> Data supplied
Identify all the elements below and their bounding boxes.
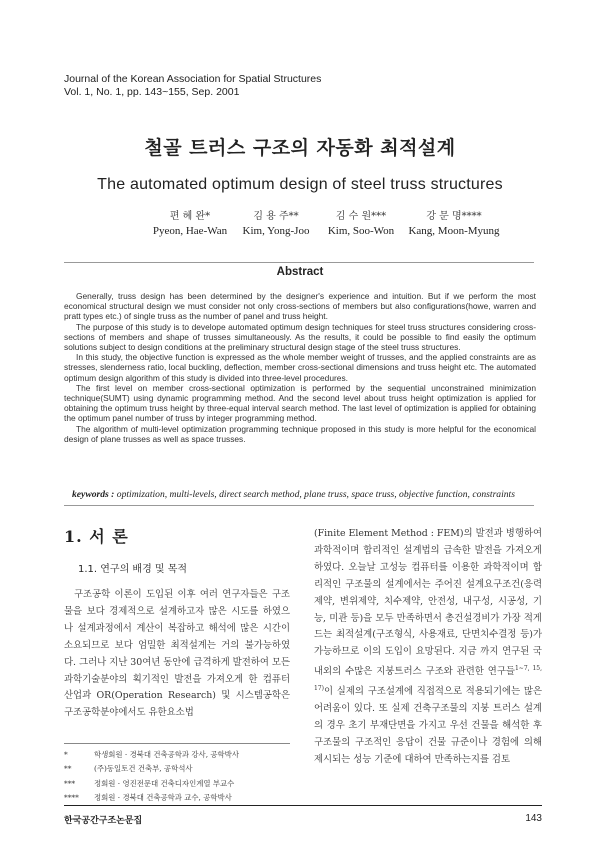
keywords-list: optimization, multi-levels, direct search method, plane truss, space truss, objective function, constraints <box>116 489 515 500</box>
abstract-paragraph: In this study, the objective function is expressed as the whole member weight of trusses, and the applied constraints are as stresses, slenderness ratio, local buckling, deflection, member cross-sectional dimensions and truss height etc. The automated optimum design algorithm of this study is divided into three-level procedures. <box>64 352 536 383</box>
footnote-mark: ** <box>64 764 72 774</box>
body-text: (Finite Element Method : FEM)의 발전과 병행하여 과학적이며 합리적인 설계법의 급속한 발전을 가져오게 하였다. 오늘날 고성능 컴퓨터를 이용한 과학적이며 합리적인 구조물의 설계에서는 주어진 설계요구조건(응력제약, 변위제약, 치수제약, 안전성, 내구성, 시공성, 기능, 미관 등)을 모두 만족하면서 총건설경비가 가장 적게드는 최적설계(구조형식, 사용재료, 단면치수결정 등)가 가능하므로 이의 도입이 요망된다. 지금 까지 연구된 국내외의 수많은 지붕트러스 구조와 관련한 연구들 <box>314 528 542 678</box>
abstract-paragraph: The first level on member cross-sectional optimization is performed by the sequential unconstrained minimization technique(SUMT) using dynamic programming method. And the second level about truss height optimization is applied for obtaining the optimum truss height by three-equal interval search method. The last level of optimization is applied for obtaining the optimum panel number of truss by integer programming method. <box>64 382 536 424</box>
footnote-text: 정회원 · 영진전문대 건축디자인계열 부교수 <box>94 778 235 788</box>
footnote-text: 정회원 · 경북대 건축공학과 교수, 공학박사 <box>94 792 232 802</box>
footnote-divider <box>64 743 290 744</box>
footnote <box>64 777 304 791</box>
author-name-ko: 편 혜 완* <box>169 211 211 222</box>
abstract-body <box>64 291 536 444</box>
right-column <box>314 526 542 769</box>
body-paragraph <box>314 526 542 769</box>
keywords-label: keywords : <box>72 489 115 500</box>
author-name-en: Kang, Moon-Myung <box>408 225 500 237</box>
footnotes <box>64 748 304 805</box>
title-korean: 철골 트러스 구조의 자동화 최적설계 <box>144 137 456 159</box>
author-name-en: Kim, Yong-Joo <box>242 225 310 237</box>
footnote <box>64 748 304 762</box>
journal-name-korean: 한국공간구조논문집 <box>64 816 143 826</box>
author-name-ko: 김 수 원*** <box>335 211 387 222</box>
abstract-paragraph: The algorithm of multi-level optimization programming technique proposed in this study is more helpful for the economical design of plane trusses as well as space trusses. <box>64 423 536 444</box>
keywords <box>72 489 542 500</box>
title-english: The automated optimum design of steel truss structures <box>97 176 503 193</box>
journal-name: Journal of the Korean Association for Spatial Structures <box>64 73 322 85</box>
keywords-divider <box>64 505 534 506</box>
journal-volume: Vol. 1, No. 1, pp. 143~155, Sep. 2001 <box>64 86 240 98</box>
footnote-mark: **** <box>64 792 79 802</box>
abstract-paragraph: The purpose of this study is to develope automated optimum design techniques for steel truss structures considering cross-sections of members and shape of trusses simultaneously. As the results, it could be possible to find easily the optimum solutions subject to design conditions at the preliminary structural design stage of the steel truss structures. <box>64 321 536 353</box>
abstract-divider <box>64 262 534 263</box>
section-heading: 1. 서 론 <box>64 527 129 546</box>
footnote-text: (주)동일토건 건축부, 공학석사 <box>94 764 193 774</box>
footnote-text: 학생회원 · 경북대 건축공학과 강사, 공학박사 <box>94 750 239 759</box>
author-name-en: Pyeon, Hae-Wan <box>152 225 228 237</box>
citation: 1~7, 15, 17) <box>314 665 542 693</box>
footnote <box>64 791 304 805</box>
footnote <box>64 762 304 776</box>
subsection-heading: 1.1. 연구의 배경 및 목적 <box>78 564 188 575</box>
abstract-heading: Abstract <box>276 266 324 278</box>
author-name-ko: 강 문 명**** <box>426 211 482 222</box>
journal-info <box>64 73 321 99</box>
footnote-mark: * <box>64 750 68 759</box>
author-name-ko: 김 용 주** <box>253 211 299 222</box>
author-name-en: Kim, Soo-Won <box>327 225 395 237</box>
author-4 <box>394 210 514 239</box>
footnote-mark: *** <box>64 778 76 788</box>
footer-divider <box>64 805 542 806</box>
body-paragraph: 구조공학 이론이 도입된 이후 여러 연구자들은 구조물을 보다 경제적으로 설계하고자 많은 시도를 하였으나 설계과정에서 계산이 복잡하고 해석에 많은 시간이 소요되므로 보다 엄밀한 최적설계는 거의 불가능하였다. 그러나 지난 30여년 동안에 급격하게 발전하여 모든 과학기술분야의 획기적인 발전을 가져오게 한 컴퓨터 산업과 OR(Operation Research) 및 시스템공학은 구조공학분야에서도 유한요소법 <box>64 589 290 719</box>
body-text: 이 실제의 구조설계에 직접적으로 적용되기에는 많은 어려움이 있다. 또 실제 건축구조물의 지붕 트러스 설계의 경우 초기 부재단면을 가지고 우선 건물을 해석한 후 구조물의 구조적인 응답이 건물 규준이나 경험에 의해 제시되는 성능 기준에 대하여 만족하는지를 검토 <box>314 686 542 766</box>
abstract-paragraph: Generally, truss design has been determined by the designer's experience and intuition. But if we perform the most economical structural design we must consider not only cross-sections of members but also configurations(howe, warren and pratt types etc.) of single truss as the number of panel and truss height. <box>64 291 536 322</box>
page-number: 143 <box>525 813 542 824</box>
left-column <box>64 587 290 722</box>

==

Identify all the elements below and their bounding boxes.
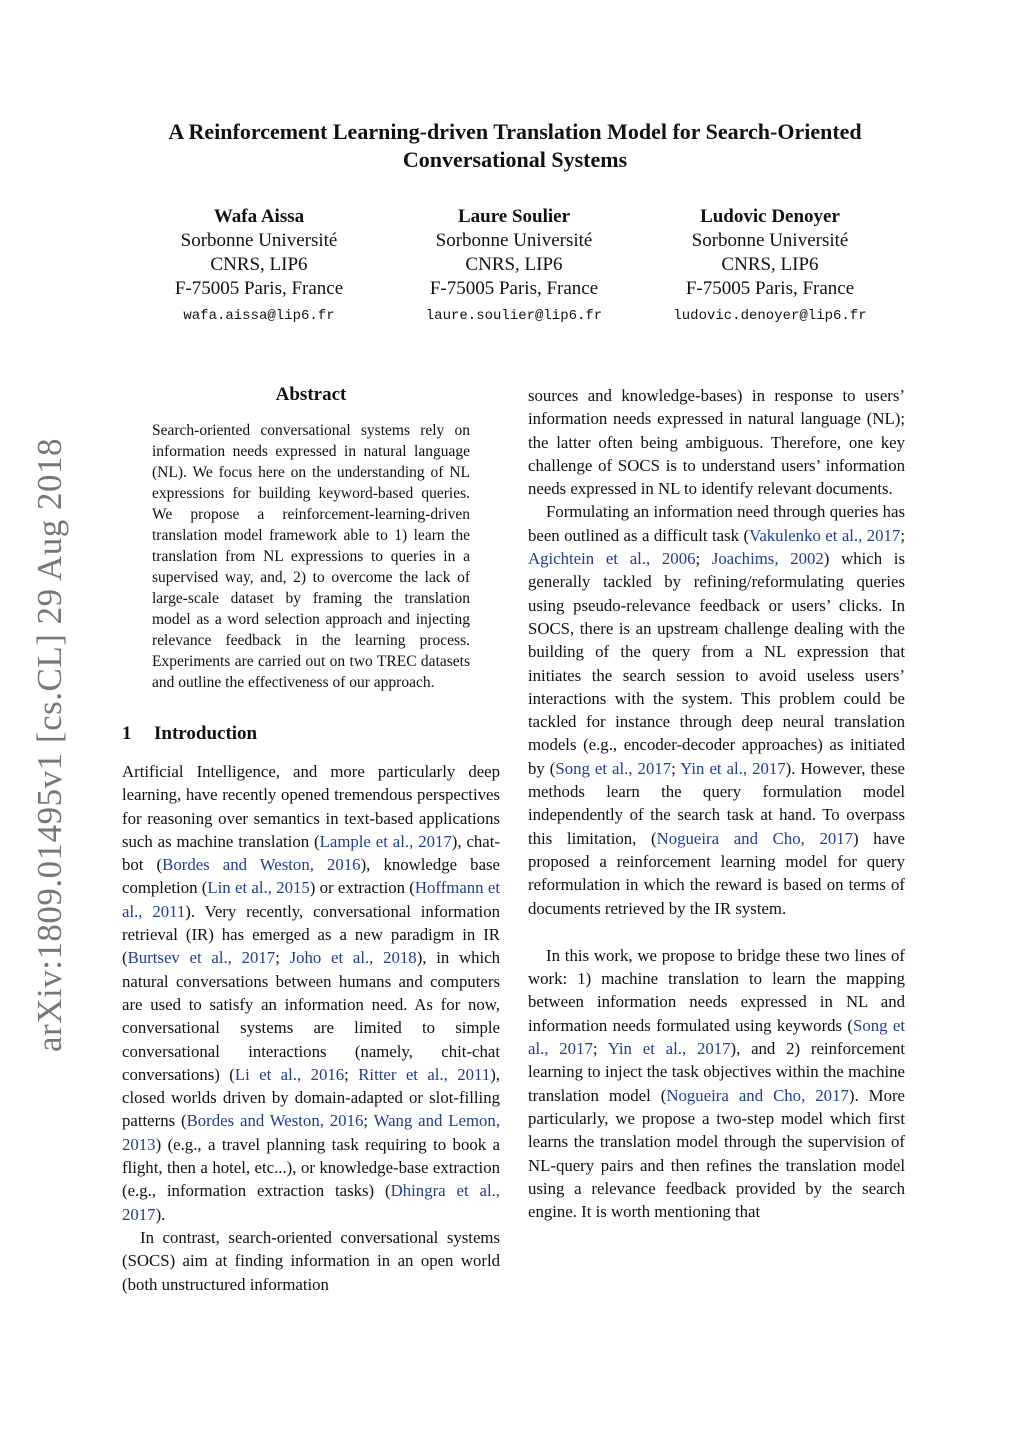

--

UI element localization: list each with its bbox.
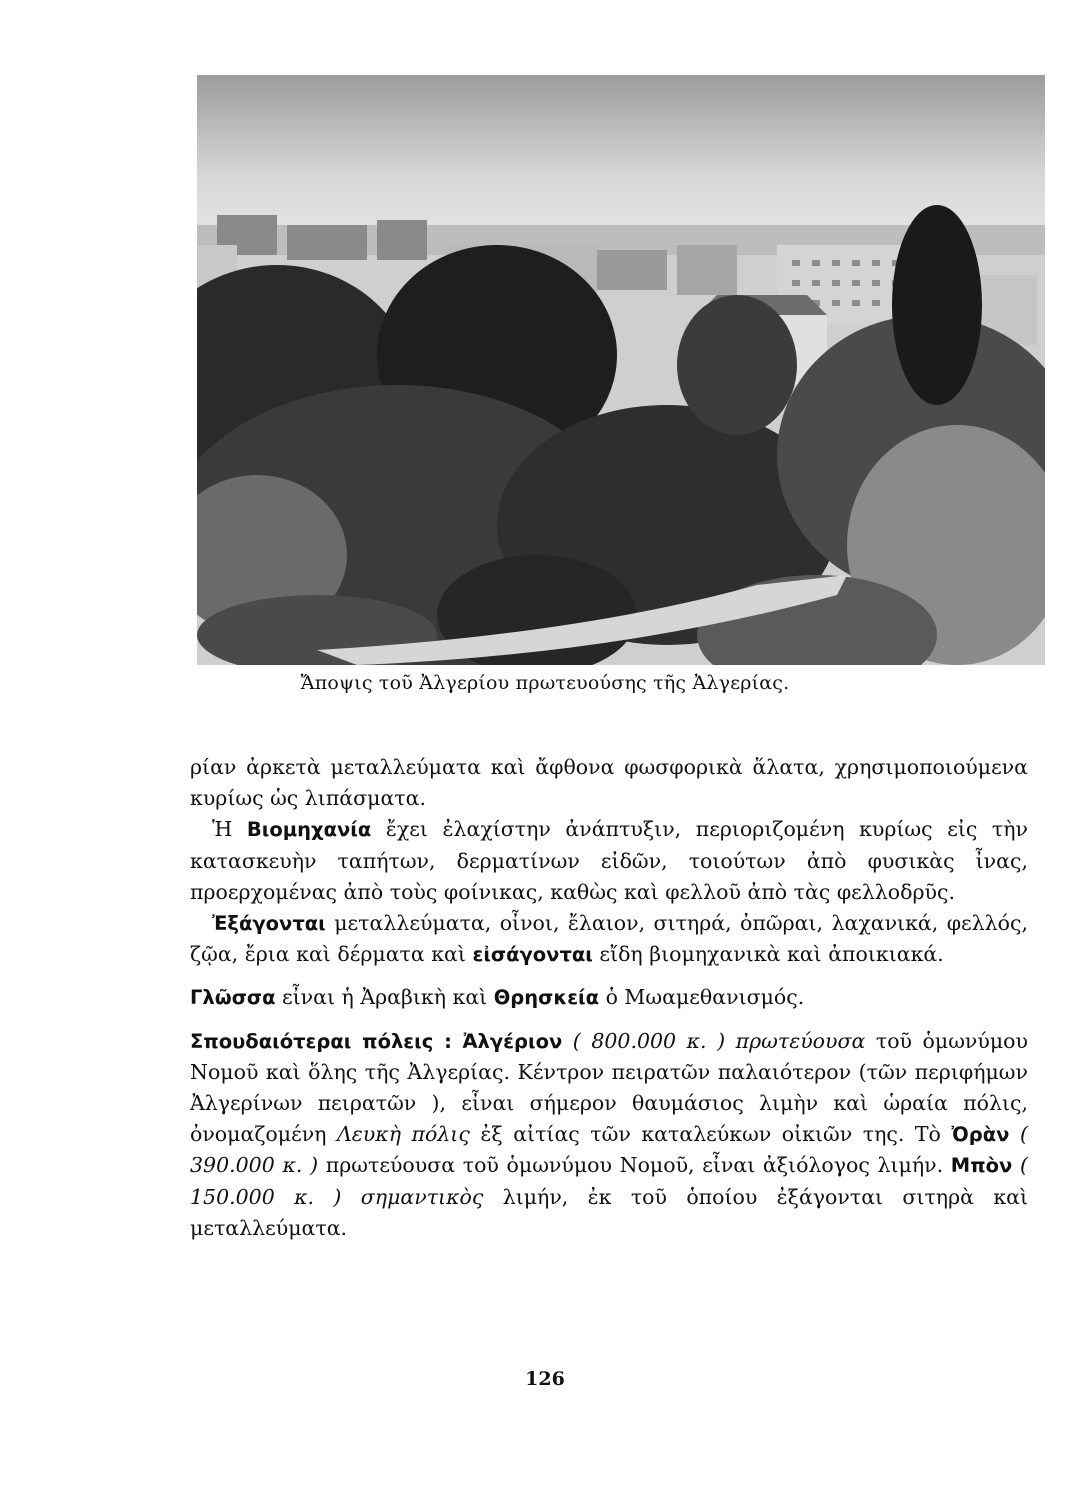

> Exercise requirements
Which lines of the material above contain the word "plane"? Identify each one by copying it in full.

> Correct result
keywords-list: optimization, multi-levels, direct search method, plane truss, space truss, objective function, constraints <box>116 489 515 500</box>
abstract-paragraph: The algorithm of multi-level optimization programming technique proposed in this study is more helpful for the economical design of plane trusses as well as space trusses. <box>64 423 536 444</box>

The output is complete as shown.